(Saved entries)
**********

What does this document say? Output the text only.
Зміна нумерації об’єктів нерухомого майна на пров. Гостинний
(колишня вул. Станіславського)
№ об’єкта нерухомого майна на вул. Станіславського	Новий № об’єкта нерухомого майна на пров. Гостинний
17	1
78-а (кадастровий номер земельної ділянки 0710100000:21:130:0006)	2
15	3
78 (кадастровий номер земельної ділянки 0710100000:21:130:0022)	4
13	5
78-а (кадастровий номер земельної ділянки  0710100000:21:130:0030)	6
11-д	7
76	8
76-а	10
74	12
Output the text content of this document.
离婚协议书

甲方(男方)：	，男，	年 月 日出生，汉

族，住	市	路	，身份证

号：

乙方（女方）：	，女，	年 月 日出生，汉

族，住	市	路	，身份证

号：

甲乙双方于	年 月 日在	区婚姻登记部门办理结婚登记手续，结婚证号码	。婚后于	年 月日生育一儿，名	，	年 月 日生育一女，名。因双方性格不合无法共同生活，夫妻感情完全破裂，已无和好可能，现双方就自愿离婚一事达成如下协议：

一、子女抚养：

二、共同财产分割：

**********

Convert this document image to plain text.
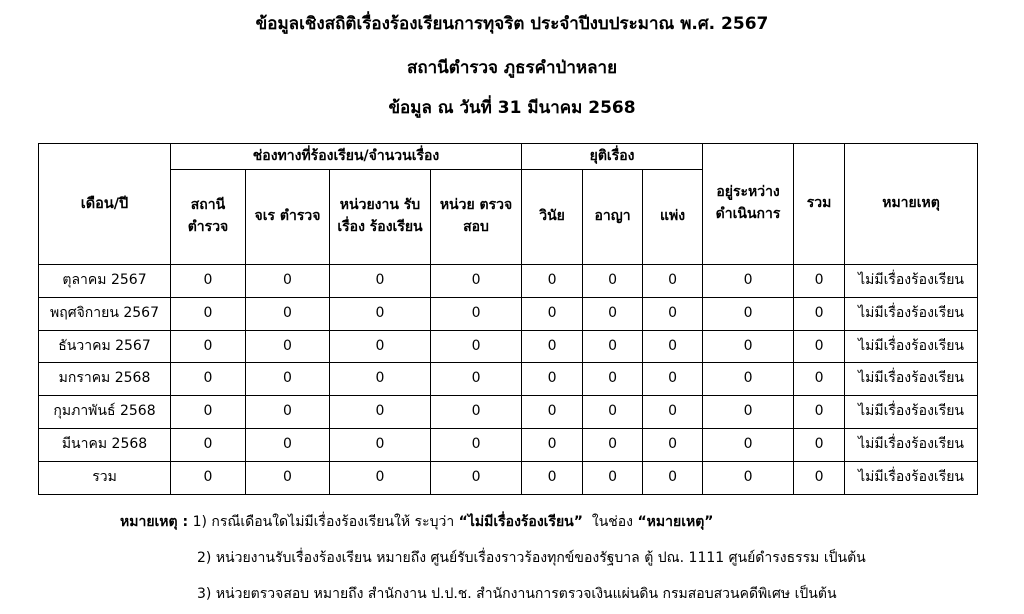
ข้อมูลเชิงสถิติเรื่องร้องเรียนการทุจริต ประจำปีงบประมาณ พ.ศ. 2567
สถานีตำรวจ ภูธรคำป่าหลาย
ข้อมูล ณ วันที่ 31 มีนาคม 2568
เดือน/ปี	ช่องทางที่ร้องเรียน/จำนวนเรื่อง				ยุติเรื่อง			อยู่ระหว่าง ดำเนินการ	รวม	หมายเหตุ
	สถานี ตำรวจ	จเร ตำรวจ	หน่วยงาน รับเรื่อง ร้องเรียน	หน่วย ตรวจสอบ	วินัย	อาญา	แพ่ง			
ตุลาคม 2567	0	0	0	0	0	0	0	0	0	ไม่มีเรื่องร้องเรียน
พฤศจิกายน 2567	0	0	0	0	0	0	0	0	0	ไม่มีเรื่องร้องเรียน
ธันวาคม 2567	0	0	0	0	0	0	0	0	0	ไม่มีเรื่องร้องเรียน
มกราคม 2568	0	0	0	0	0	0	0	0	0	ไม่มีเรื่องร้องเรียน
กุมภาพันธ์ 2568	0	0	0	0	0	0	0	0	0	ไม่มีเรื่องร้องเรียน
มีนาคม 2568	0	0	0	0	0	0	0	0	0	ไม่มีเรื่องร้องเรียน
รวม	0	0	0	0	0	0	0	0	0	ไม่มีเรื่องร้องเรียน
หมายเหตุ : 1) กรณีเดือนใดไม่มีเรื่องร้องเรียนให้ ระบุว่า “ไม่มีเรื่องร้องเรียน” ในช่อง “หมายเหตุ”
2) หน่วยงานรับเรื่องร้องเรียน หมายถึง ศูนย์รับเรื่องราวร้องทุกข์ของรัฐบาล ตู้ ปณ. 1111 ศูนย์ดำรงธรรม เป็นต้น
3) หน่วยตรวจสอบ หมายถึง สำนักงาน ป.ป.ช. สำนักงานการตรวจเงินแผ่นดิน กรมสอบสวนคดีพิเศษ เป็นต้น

**********

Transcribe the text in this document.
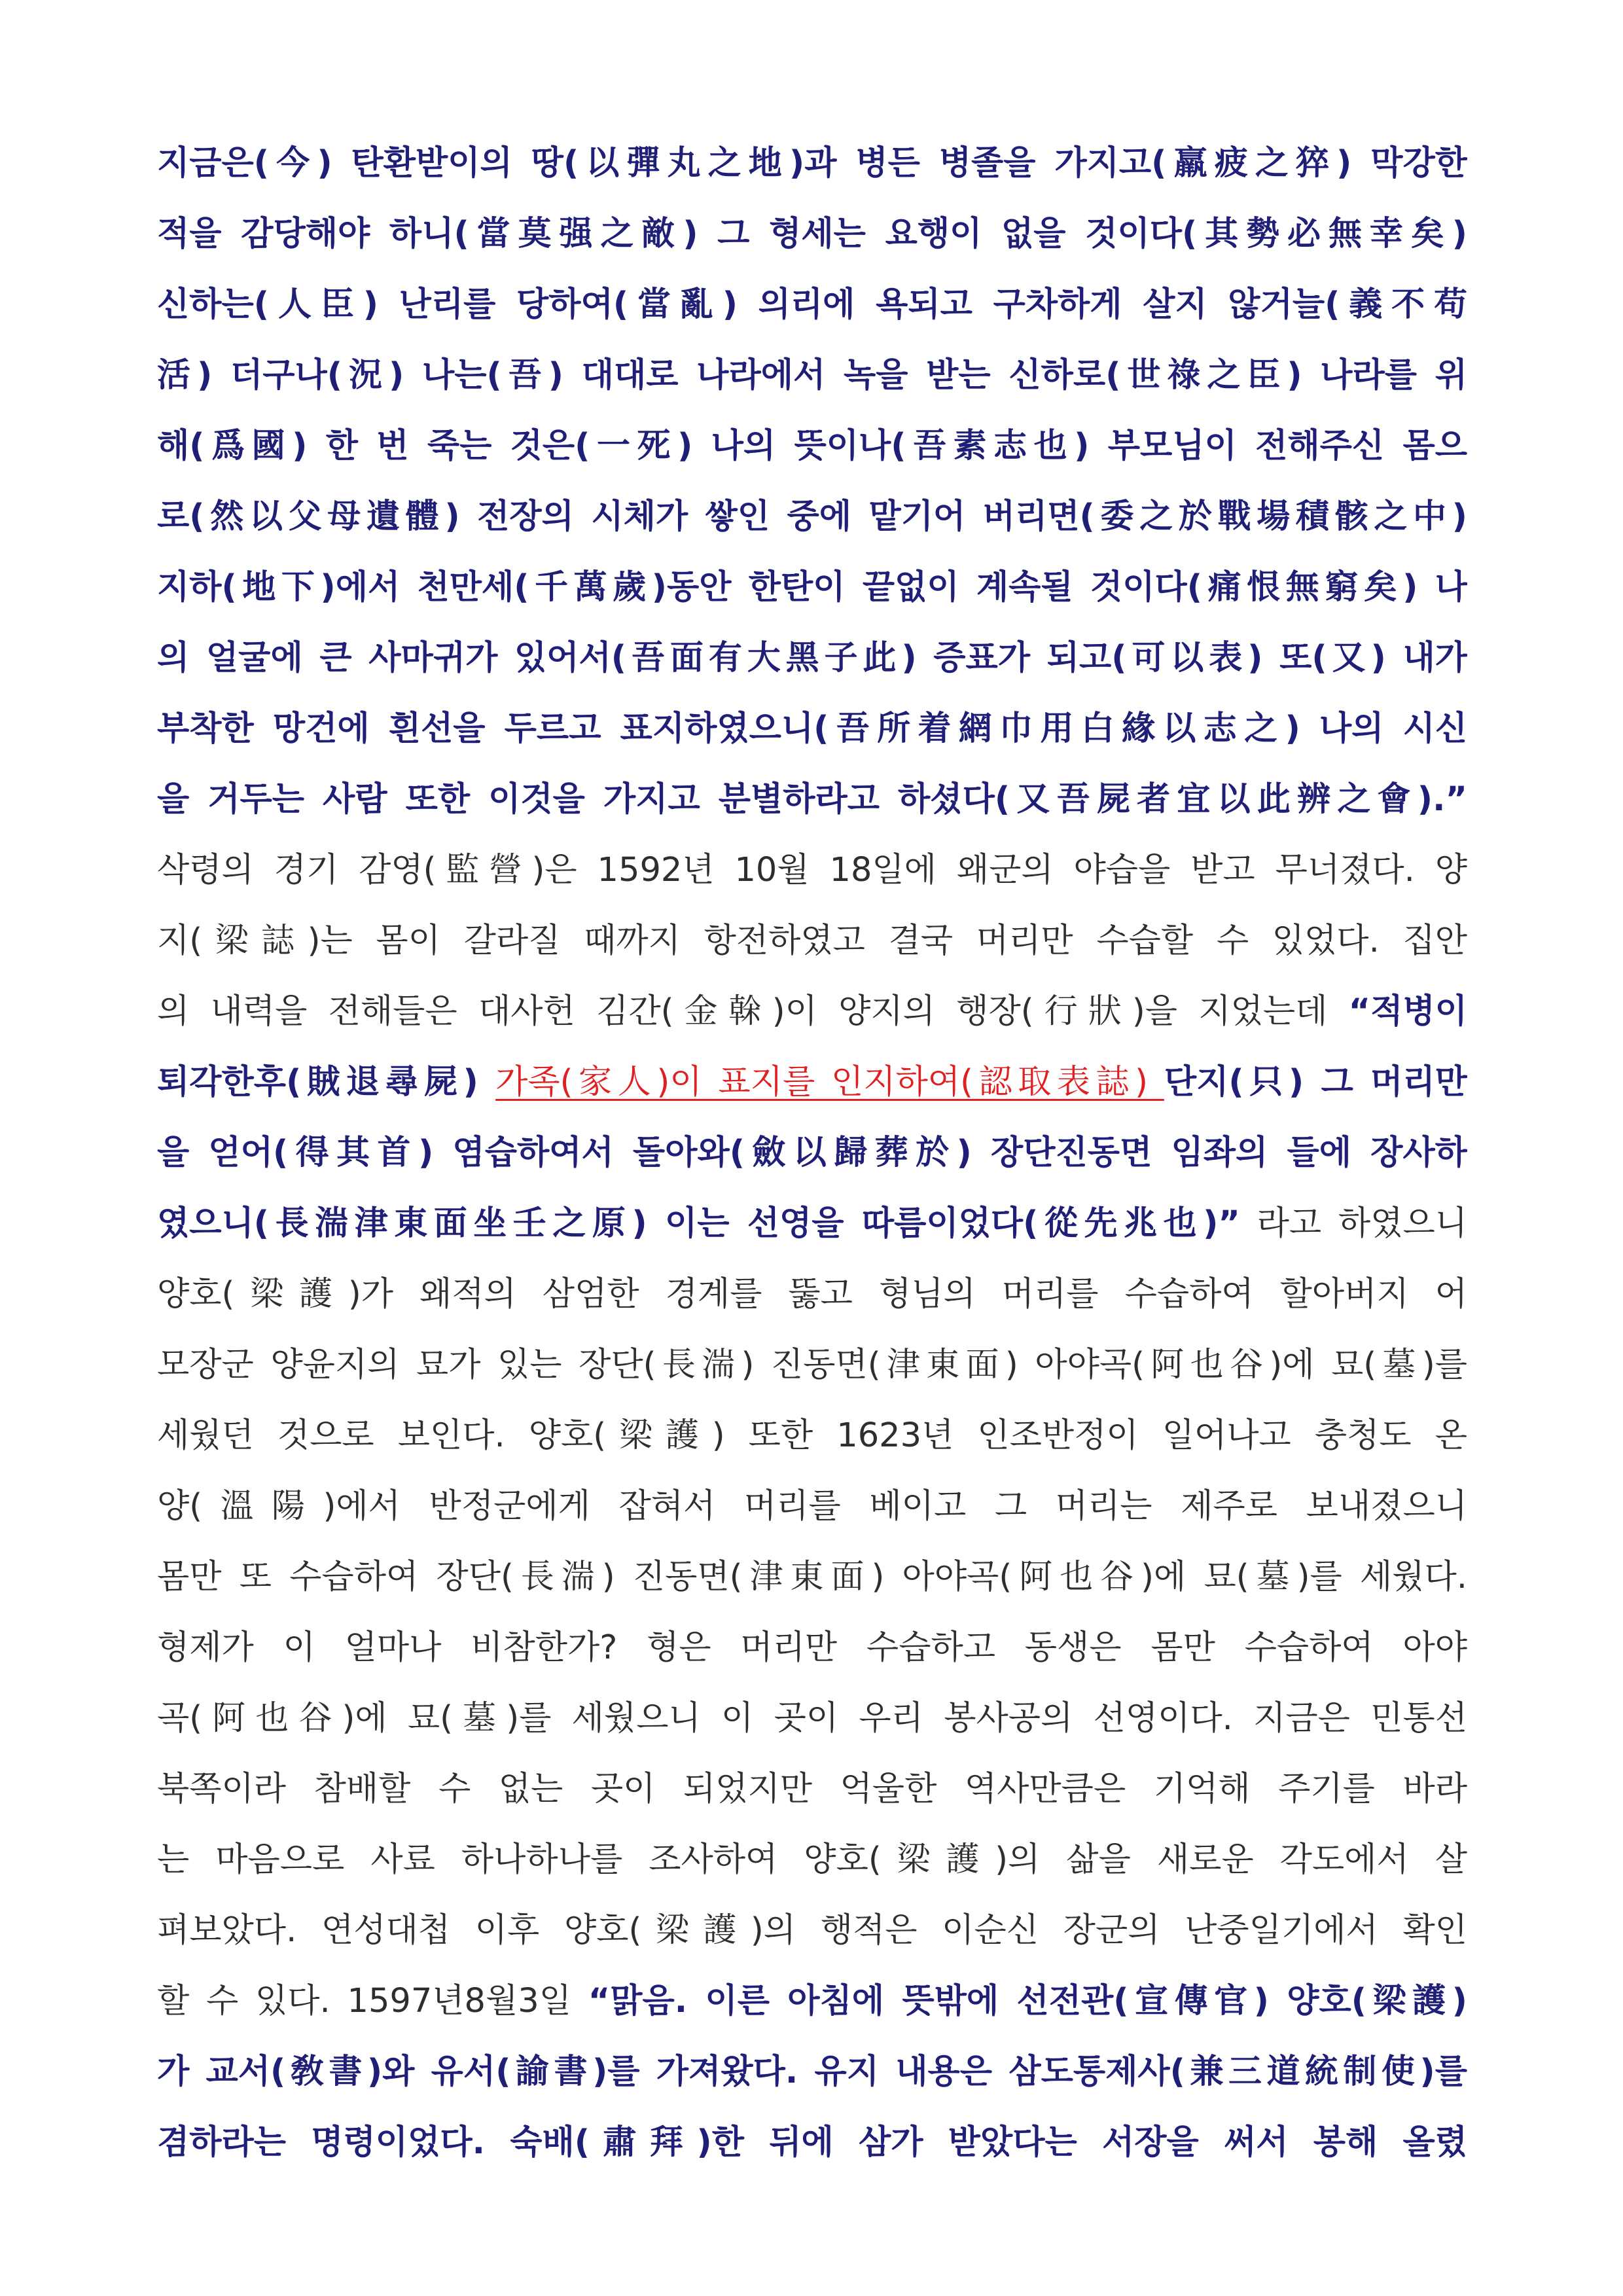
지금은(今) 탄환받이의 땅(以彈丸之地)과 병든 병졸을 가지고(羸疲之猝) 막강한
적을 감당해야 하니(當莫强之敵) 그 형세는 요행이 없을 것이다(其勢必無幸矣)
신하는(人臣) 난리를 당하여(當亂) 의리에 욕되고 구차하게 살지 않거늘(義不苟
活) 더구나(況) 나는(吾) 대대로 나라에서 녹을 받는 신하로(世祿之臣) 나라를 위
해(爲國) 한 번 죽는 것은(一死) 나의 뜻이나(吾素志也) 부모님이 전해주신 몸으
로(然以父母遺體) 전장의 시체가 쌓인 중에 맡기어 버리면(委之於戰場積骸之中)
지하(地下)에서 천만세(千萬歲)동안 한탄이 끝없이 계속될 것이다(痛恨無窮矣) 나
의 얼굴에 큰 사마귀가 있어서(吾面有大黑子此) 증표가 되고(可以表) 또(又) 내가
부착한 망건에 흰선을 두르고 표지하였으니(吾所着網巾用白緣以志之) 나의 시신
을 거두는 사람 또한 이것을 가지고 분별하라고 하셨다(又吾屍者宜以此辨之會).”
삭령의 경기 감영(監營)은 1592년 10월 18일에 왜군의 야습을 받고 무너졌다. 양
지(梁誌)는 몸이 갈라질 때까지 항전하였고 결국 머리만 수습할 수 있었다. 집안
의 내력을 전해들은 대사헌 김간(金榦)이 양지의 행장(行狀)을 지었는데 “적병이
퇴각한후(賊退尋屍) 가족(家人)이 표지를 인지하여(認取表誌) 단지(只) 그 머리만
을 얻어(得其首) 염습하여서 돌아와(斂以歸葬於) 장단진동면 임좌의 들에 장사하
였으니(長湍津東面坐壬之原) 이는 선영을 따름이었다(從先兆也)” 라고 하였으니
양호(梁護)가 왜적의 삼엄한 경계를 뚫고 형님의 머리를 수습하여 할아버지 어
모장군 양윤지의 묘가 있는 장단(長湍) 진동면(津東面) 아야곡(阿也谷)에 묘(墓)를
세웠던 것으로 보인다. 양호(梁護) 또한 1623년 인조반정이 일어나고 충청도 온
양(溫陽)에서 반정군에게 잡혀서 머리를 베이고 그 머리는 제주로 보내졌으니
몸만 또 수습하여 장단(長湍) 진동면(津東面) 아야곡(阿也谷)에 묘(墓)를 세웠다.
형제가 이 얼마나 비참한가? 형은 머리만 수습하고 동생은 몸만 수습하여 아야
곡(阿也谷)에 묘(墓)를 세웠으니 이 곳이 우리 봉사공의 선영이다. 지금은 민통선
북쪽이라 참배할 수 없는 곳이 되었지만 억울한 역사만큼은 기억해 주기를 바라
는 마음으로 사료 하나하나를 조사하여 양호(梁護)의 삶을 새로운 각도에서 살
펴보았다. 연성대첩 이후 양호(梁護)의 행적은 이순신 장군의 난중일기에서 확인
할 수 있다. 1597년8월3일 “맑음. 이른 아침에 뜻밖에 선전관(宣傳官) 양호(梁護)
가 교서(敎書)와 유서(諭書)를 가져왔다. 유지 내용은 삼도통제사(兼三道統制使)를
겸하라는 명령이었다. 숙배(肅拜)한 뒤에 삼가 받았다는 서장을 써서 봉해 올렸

**********

▶ Task
Determine how many lines of the data contain the word "нерухомого", and reply with that number only.

▶ Written answer
2